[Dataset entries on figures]

####

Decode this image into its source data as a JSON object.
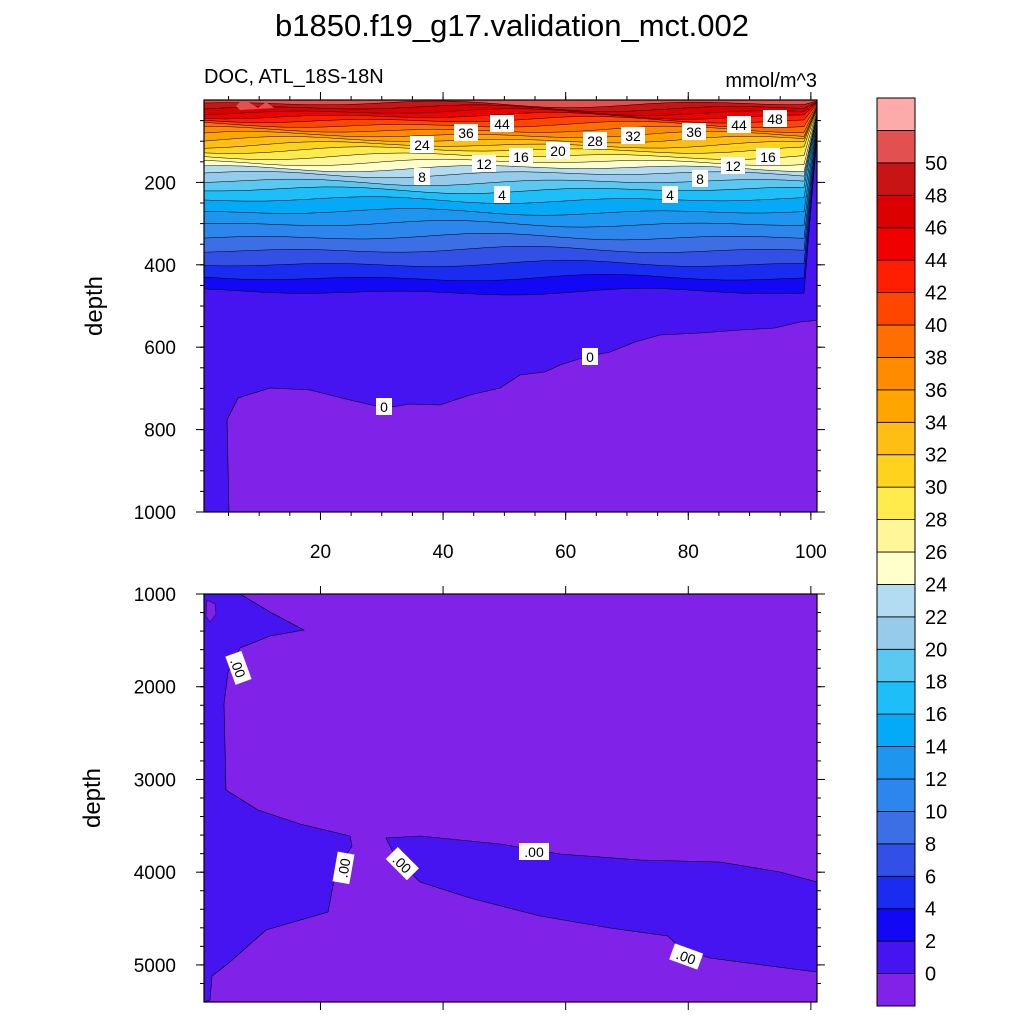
{
  "chart_data": {
    "type": "contour",
    "title": "b1850.f19_g17.validation_mct.002",
    "variable": "DOC, ATL_18S-18N",
    "units": "mmol/m^3",
    "panels": [
      {
        "name": "upper",
        "ylabel": "depth",
        "xlim": [
          1,
          101
        ],
        "ylim": [
          1000,
          0
        ],
        "xticks": [
          "20",
          "40",
          "60",
          "80",
          "100"
        ],
        "yticks": [
          "200",
          "400",
          "600",
          "800",
          "1000"
        ],
        "contour_labels": [
          "48",
          "44",
          "44",
          "36",
          "36",
          "32",
          "28",
          "24",
          "20",
          "16",
          "16",
          "12",
          "12",
          "8",
          "8",
          "4",
          "4",
          "0",
          "0"
        ],
        "description": "DOC decreases from ~50 at surface to ~0 below 300 m"
      },
      {
        "name": "lower",
        "ylabel": "depth",
        "xlim": [
          1,
          101
        ],
        "ylim": [
          5400,
          1000
        ],
        "yticks": [
          "1000",
          "2000",
          "3000",
          "4000",
          "5000"
        ],
        "contour_labels": [
          ".00",
          ".00",
          ".00",
          ".00",
          ".00"
        ]
      }
    ],
    "colorbar": {
      "levels": [
        "0",
        "2",
        "4",
        "6",
        "8",
        "10",
        "12",
        "14",
        "16",
        "18",
        "20",
        "22",
        "24",
        "26",
        "28",
        "30",
        "32",
        "34",
        "36",
        "38",
        "40",
        "42",
        "44",
        "46",
        "48",
        "50"
      ],
      "colors": [
        "#8122e8",
        "#4614f0",
        "#1308f5",
        "#1a2cf0",
        "#3250e6",
        "#3c6ee6",
        "#2d86eb",
        "#1e96f0",
        "#04aaf7",
        "#1ebef9",
        "#5ac8f0",
        "#96cbec",
        "#b4dcf1",
        "#ffffcc",
        "#fff699",
        "#ffeb4c",
        "#ffd21e",
        "#ffbe14",
        "#ffa500",
        "#ff8c00",
        "#ff6e00",
        "#ff4600",
        "#ff1e00",
        "#f00000",
        "#dc0000",
        "#c81414",
        "#e25050",
        "#fcaaaa"
      ]
    }
  }
}
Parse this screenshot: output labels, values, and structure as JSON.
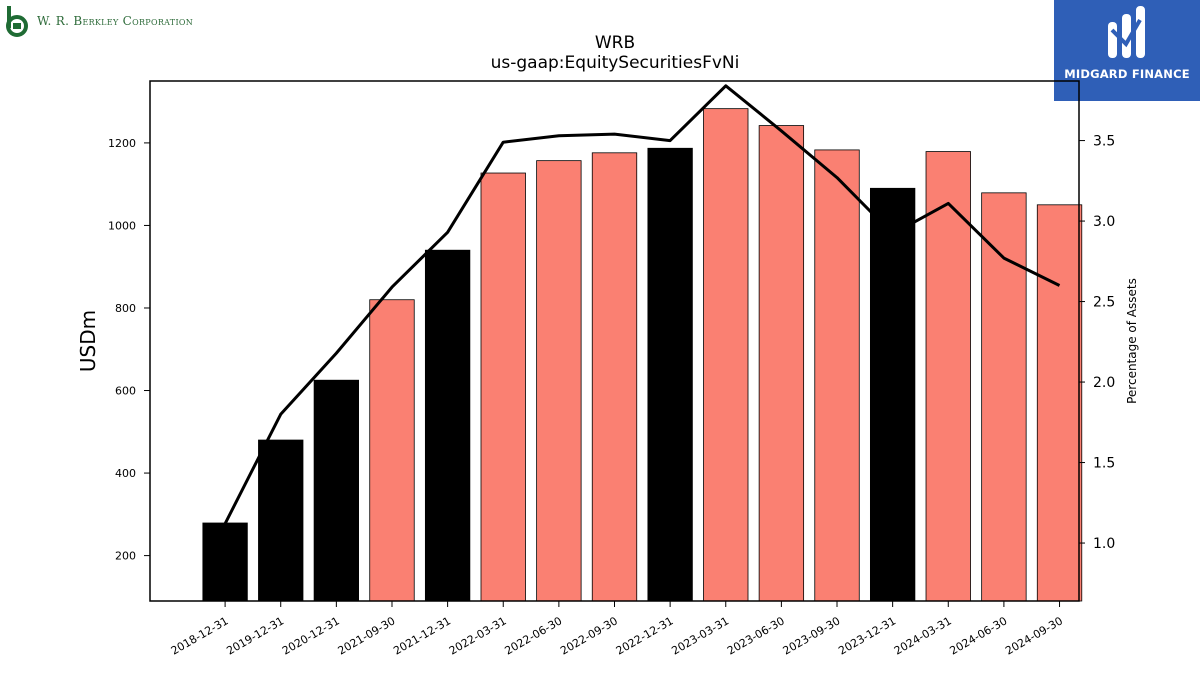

####

Reproduce the full material exactly, excluding the pictures.

### [COMPLETE OUTPUT]
Decode this image into its source data as a JSON object.
{
  "chart_data": {
    "type": "contour",
    "title": "b1850.f19_g17.validation_mct.002",
    "variable": "DOC, ATL_18S-18N",
    "units": "mmol/m^3",
    "panels": [
      {
        "name": "upper",
        "ylabel": "depth",
        "xlim": [
          1,
          101
        ],
        "ylim": [
          1000,
          0
        ],
        "xticks": [
          "20",
          "40",
          "60",
          "80",
          "100"
        ],
        "yticks": [
          "200",
          "400",
          "600",
          "800",
          "1000"
        ],
        "contour_labels": [
          "48",
          "44",
          "44",
          "36",
          "36",
          "32",
          "28",
          "24",
          "20",
          "16",
          "16",
          "12",
          "12",
          "8",
          "8",
          "4",
          "4",
          "0",
          "0"
        ],
        "description": "DOC decreases from ~50 at surface to ~0 below 300 m"
      },
      {
        "name": "lower",
        "ylabel": "depth",
        "xlim": [
          1,
          101
        ],
        "ylim": [
          5400,
          1000
        ],
        "yticks": [
          "1000",
          "2000",
          "3000",
          "4000",
          "5000"
        ],
        "contour_labels": [
          ".00",
          ".00",
          ".00",
          ".00",
          ".00"
        ]
      }
    ],
    "colorbar": {
      "levels": [
        "0",
        "2",
        "4",
        "6",
        "8",
        "10",
        "12",
        "14",
        "16",
        "18",
        "20",
        "22",
        "24",
        "26",
        "28",
        "30",
        "32",
        "34",
        "36",
        "38",
        "40",
        "42",
        "44",
        "46",
        "48",
        "50"
      ],
      "colors": [
        "#8122e8",
        "#4614f0",
        "#1308f5",
        "#1a2cf0",
        "#3250e6",
        "#3c6ee6",
        "#2d86eb",
        "#1e96f0",
        "#04aaf7",
        "#1ebef9",
        "#5ac8f0",
        "#96cbec",
        "#b4dcf1",
        "#ffffcc",
        "#fff699",
        "#ffeb4c",
        "#ffd21e",
        "#ffbe14",
        "#ffa500",
        "#ff8c00",
        "#ff6e00",
        "#ff4600",
        "#ff1e00",
        "#f00000",
        "#dc0000",
        "#c81414",
        "#e25050",
        "#fcaaaa"
      ]
    }
  }
}
Parse this screenshot: output labels, values, and structure as JSON.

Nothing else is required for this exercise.